◆ TASK DETAILS:
In the records below, find each line containing the word "Palito" and copy it.

--*--

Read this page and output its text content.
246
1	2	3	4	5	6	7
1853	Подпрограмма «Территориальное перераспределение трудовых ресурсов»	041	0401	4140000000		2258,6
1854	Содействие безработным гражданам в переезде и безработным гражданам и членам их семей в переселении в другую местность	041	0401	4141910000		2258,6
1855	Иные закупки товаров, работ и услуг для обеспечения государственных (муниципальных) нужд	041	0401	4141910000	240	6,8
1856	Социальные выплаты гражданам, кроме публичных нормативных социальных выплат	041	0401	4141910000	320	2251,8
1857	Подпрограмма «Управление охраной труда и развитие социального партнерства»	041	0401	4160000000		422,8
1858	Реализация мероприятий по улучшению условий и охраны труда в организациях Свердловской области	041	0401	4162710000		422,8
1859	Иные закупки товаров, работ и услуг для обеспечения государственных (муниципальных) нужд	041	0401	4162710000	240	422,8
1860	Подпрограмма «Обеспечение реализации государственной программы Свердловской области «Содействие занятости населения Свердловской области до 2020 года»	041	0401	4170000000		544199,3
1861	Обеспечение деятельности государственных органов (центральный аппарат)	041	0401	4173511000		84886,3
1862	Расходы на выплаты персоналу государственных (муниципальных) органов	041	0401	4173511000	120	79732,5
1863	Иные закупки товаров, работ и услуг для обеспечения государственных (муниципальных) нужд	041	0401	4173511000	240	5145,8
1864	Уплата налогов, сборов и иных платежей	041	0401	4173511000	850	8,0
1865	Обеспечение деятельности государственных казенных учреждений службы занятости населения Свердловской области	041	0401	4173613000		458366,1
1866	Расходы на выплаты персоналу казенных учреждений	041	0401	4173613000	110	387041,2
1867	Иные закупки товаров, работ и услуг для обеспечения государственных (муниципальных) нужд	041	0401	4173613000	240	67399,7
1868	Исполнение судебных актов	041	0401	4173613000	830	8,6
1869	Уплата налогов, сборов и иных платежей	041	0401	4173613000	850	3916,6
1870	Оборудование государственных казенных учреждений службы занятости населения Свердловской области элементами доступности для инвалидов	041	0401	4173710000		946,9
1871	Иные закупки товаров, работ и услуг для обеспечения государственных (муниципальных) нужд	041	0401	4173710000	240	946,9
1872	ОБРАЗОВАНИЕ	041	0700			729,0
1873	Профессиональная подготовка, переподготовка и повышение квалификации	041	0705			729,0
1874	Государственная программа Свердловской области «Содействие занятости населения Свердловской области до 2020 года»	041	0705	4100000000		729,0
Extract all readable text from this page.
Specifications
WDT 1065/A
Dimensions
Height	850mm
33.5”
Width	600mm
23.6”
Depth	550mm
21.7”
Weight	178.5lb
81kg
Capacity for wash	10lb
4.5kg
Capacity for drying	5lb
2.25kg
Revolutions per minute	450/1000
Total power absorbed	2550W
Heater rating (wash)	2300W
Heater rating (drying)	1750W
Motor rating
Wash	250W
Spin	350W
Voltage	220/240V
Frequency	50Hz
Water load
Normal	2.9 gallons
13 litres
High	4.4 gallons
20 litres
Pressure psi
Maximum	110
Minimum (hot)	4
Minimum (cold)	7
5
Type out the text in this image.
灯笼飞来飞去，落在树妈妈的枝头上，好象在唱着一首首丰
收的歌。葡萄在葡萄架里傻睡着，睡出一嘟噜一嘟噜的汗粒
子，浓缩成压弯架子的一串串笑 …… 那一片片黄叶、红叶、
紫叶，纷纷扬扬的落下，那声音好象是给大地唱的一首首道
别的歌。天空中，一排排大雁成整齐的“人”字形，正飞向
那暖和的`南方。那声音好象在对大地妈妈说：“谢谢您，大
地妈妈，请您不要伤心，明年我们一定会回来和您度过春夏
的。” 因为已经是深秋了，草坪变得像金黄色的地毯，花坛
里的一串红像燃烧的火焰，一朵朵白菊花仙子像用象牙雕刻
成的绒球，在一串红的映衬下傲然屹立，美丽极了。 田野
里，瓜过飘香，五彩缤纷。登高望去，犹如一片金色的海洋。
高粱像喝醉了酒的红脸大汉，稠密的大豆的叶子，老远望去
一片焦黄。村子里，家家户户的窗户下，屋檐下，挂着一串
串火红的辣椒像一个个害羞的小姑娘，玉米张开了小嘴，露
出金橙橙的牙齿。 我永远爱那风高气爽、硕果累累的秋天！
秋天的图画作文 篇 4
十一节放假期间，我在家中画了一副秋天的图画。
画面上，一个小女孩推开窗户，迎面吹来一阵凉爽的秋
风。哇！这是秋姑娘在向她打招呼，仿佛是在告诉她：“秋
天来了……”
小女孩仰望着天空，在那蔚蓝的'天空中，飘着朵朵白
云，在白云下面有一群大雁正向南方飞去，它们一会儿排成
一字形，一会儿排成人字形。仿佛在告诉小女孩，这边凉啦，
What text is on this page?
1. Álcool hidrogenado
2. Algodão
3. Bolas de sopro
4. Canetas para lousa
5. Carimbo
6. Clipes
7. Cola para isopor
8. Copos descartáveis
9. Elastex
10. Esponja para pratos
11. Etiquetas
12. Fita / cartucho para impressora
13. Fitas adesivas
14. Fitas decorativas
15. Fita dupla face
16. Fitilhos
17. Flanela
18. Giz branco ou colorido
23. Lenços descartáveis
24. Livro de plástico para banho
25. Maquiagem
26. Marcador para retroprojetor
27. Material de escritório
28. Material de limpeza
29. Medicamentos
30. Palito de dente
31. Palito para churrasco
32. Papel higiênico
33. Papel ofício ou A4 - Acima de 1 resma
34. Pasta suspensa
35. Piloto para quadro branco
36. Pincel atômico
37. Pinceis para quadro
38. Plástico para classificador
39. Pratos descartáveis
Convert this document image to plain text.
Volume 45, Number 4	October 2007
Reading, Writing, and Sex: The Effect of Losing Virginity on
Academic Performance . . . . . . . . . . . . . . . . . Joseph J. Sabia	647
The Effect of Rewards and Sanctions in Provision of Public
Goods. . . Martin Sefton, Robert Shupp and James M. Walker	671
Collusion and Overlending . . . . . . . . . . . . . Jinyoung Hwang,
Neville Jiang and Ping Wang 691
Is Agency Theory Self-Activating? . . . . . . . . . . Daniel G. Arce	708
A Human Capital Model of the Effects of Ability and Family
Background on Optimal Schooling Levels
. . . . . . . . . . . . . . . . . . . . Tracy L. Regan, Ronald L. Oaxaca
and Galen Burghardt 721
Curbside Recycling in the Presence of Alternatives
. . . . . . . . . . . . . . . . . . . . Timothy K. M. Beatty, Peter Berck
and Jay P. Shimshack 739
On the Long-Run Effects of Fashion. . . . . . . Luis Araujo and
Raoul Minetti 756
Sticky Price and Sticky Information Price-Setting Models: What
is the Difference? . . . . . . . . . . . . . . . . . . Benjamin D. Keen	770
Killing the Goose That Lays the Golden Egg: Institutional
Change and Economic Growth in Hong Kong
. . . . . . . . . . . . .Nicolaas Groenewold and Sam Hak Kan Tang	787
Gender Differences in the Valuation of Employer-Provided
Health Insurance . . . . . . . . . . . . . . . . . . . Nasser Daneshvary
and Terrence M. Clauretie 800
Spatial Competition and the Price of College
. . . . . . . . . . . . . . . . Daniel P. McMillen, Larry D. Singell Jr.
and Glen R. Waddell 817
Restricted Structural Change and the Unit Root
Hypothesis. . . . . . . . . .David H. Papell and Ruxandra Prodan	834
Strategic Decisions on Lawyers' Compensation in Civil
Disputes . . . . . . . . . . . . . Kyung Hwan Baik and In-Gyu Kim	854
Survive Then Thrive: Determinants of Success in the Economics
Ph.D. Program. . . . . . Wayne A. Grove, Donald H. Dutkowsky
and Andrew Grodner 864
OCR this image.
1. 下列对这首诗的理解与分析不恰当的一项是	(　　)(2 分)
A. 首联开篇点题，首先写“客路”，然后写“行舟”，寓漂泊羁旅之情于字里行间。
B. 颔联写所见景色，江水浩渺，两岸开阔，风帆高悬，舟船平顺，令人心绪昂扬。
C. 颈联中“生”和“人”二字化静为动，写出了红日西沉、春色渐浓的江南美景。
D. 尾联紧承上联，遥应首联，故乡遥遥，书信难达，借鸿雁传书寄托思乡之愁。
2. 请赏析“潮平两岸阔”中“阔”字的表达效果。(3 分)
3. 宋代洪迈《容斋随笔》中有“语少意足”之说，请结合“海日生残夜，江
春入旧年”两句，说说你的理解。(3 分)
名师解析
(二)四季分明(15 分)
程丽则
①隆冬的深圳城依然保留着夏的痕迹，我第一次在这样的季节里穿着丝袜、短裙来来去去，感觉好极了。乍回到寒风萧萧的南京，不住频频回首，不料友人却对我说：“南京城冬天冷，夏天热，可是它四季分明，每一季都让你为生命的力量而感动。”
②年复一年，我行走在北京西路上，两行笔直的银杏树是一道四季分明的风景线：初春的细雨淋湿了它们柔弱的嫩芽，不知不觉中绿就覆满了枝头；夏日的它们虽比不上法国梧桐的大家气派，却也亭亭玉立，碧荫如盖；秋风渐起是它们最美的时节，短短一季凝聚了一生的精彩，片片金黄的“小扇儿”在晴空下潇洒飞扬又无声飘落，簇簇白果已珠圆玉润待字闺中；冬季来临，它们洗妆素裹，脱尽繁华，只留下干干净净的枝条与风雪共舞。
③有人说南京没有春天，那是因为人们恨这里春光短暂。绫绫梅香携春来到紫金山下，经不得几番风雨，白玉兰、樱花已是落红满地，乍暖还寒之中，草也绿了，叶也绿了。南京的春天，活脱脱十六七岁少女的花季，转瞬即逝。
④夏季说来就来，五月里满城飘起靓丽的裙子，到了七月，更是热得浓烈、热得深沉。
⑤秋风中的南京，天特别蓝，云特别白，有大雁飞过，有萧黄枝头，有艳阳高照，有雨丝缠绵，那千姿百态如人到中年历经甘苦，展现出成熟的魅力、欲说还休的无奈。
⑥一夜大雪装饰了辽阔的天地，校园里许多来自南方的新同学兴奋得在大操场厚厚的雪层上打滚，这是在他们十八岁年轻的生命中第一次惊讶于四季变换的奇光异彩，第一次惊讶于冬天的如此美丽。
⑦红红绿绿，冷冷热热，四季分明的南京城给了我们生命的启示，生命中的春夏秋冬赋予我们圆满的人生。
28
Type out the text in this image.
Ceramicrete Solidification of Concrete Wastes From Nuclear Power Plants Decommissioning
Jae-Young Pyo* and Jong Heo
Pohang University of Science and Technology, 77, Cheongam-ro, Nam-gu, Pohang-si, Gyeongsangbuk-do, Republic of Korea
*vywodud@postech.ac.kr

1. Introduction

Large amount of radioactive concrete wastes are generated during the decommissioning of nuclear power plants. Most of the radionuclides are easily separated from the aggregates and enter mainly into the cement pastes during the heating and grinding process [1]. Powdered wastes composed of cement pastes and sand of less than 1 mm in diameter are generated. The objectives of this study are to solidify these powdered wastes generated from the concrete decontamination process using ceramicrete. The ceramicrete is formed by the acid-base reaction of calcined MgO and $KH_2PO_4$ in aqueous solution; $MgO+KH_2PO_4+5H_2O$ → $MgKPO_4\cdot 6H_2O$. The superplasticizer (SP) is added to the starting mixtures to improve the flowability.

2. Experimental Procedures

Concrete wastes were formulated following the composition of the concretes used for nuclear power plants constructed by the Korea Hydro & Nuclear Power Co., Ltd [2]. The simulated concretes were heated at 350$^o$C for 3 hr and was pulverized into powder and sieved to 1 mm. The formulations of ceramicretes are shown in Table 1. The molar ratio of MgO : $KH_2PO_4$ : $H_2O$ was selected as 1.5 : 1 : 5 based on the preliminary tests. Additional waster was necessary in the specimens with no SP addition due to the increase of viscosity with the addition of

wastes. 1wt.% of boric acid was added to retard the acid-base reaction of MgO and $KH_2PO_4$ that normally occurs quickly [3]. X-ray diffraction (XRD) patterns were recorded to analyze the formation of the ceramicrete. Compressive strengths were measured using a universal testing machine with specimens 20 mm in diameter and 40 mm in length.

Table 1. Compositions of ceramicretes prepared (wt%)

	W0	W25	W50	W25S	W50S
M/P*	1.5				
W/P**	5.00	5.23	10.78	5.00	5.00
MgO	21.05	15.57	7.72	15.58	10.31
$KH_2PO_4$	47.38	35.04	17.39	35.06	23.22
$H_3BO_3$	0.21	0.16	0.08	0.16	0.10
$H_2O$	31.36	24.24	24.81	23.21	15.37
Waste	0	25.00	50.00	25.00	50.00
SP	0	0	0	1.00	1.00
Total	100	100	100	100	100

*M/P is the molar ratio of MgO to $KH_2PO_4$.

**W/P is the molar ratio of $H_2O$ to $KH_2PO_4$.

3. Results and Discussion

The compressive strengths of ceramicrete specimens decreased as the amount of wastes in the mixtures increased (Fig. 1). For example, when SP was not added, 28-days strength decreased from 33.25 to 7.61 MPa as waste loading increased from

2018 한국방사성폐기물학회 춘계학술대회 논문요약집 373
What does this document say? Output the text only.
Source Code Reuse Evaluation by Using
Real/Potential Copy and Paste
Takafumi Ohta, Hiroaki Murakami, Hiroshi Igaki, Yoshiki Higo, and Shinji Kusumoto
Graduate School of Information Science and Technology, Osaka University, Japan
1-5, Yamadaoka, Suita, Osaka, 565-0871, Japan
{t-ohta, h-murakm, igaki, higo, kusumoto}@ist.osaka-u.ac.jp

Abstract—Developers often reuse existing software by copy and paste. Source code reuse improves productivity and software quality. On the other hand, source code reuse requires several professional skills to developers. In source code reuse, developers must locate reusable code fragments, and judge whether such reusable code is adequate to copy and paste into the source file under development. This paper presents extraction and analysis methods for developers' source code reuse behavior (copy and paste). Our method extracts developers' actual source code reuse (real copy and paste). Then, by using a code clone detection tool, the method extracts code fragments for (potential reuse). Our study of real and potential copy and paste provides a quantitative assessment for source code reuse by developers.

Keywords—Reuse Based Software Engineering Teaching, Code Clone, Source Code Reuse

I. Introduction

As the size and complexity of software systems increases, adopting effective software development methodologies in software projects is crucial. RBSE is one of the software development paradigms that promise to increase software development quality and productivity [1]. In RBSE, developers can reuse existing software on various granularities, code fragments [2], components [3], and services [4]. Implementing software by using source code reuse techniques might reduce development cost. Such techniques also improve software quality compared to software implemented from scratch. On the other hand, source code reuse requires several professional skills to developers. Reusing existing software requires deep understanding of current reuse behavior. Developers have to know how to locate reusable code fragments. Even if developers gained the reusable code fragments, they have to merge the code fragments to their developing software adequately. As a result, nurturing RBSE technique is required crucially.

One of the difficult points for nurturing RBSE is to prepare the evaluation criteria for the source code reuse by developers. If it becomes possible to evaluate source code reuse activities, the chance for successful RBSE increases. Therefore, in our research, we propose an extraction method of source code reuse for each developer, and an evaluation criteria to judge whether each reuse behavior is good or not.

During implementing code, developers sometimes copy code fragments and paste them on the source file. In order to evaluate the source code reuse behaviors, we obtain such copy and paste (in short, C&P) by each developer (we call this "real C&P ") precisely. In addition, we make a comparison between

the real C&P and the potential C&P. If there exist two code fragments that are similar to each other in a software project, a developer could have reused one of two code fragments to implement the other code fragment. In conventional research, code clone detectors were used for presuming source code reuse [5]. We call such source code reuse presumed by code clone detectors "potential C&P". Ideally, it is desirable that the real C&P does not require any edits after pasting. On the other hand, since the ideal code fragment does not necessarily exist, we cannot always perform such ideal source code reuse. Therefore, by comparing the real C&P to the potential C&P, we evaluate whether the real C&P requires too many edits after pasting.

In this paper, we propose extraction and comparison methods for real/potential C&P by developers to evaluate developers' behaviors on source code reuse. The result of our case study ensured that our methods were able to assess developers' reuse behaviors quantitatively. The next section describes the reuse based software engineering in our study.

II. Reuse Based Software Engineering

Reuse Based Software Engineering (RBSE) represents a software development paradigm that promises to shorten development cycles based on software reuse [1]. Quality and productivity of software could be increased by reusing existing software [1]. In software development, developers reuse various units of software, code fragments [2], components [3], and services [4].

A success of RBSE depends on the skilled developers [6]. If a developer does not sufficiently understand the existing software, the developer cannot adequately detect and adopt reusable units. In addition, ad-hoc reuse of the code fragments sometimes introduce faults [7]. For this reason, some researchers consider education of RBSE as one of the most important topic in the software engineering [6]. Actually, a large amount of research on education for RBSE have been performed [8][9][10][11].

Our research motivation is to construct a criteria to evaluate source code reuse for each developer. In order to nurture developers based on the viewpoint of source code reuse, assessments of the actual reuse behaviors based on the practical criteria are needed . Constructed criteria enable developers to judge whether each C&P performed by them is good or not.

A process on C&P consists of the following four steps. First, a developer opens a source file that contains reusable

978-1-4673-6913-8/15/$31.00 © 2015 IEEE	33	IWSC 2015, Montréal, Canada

--*--

◆ THE OUTPUT:
30. Palito de dente
31. Palito para churrasco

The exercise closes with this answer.